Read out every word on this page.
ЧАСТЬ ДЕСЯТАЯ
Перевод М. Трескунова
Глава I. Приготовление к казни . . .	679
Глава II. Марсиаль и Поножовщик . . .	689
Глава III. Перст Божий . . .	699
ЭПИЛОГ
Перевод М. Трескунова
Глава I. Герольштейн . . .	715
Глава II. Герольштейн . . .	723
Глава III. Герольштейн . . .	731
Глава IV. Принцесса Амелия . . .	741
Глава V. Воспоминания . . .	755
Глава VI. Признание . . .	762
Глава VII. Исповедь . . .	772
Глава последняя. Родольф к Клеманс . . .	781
━━━━━━━━
• REQUIREMENT
Scan the material above for the string "Глава" and report each line where you find it.

• TASK SOLUTION
Глава I. Приготовление к казни . . .	679
Глава II. Марсиаль и Поножовщик . . .	689
Глава III. Перст Божий . . .	699
Глава I. Герольштейн . . .	715
Глава II. Герольштейн . . .	723
Глава III. Герольштейн . . .	731
Глава IV. Принцесса Амелия . . .	741
Глава V. Воспоминания . . .	755
Глава VI. Признание . . .	762
Глава VII. Исповедь . . .	772
Глава последняя. Родольф к Клеманс . . .	781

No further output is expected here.